Set exercise: Locate the string "recaptcha" throughout the material and copy every line in which it occurs.

[Stored data]
-- BEGIN --

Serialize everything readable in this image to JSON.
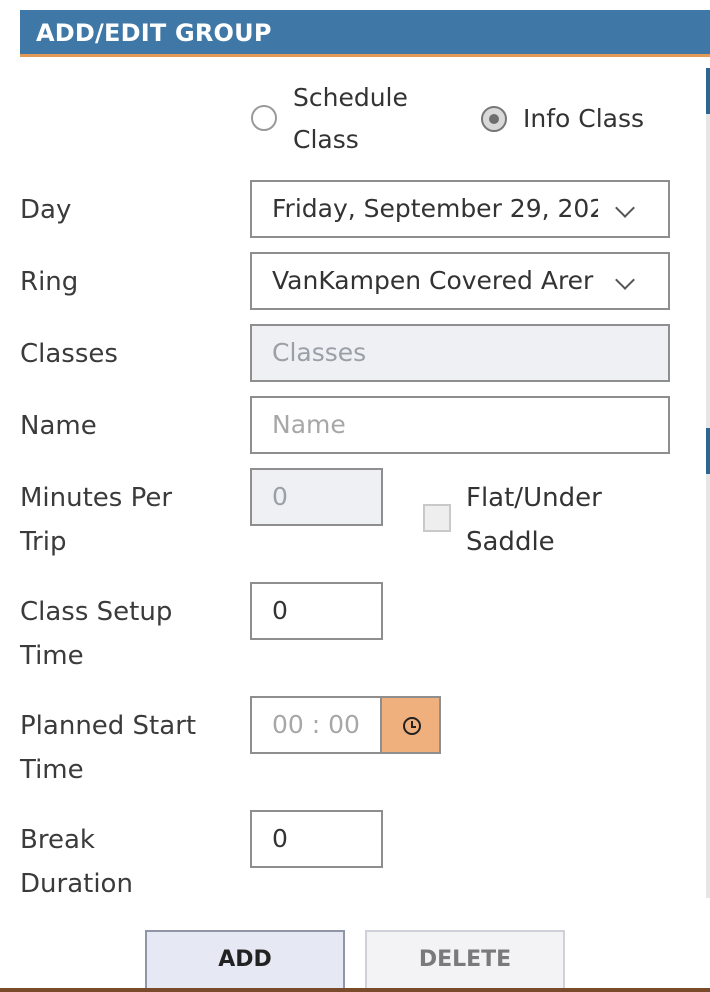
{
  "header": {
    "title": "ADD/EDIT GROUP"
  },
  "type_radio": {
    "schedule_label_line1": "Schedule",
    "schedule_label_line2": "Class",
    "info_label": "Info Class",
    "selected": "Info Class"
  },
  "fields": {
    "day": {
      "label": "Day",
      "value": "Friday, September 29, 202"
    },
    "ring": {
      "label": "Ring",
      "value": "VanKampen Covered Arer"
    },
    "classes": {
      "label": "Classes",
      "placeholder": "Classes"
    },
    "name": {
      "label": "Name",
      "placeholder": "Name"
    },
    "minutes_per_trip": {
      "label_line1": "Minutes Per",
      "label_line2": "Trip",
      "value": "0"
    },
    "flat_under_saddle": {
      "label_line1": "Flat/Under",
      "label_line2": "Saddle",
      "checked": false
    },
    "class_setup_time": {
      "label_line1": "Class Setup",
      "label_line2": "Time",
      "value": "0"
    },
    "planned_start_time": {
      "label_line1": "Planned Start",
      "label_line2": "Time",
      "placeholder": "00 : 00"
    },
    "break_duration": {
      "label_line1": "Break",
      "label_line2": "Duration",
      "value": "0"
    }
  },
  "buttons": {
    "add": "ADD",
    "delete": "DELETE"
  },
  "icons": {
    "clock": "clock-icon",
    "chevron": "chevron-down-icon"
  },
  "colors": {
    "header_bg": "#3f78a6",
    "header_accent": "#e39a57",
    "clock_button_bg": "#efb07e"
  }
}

-- END --
-- BEGIN --

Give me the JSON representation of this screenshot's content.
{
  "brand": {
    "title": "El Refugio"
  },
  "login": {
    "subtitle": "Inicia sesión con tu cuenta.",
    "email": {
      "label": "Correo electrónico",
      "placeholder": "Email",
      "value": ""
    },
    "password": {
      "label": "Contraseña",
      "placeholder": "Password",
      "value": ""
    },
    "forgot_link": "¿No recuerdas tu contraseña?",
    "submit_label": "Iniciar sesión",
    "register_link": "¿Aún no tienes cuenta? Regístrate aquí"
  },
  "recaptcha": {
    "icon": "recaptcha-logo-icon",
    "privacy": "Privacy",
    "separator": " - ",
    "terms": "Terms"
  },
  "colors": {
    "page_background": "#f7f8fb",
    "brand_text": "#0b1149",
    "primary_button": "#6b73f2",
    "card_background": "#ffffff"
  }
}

-- END --

Complete output:
  "recaptcha": {
    "icon": "recaptcha-logo-icon",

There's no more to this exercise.